* **What you should do**:
Extract the records in full, leaving every picture out.

══════════════════════════════

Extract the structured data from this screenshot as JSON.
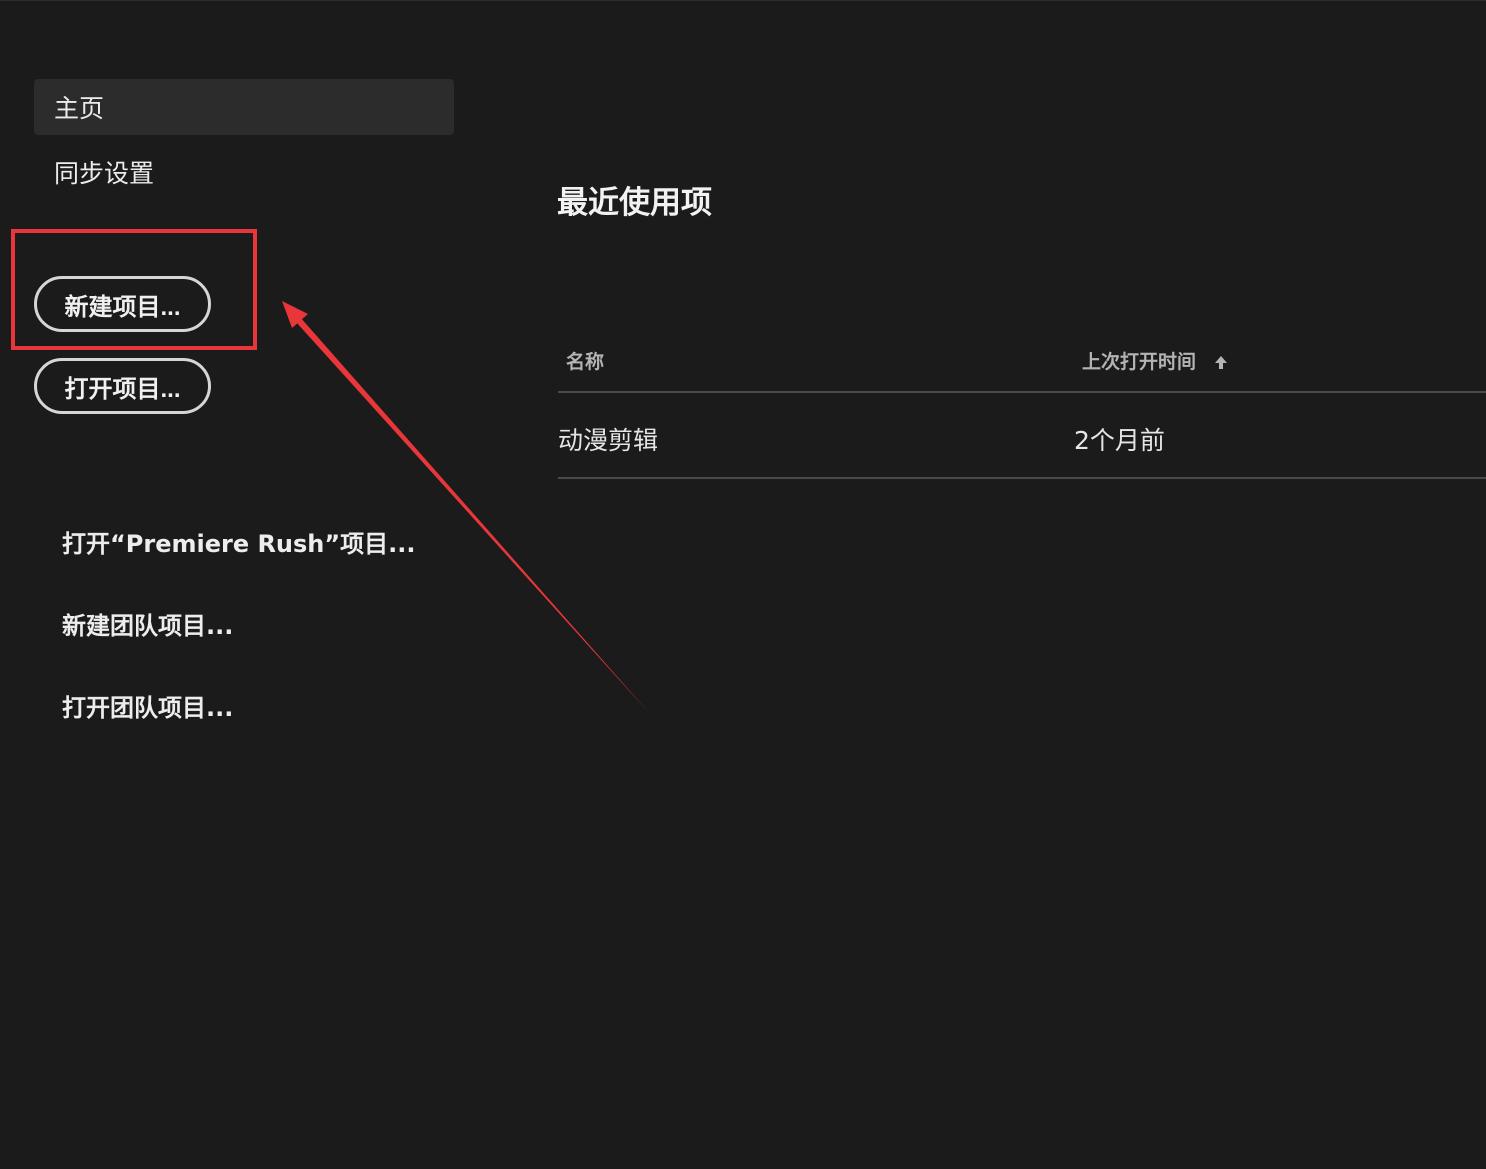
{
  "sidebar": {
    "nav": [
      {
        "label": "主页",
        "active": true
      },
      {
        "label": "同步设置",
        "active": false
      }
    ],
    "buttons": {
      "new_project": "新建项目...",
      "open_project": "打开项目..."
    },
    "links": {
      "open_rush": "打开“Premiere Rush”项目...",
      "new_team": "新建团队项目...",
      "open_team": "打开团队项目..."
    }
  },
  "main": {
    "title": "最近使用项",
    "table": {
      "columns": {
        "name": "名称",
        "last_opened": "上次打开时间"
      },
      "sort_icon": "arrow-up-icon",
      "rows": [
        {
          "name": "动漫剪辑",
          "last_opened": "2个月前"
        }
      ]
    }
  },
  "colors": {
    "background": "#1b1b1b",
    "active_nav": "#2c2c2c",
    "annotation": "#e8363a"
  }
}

══════════════════════════════

* **Task output**:
Extract the structured data from this screenshot as JSON.
{
  "sidebar": {
    "nav": [
      {
        "label": "主页",
        "active": true
      },
      {
        "label": "同步设置",
        "active": false
      }
    ],
    "buttons": {
      "new_project": "新建项目...",
      "open_project": "打开项目..."
    },
    "links": {
      "open_rush": "打开“Premiere Rush”项目...",
      "new_team": "新建团队项目...",
      "open_team": "打开团队项目..."
    }
  },
  "main": {
    "title": "最近使用项",
    "table": {
      "columns": {
        "name": "名称",
        "last_opened": "上次打开时间"
      },
      "sort_icon": "arrow-up-icon",
      "rows": [
        {
          "name": "动漫剪辑",
          "last_opened": "2个月前"
        }
      ]
    }
  },
  "colors": {
    "background": "#1b1b1b",
    "active_nav": "#2c2c2c",
    "annotation": "#e8363a"
  }
}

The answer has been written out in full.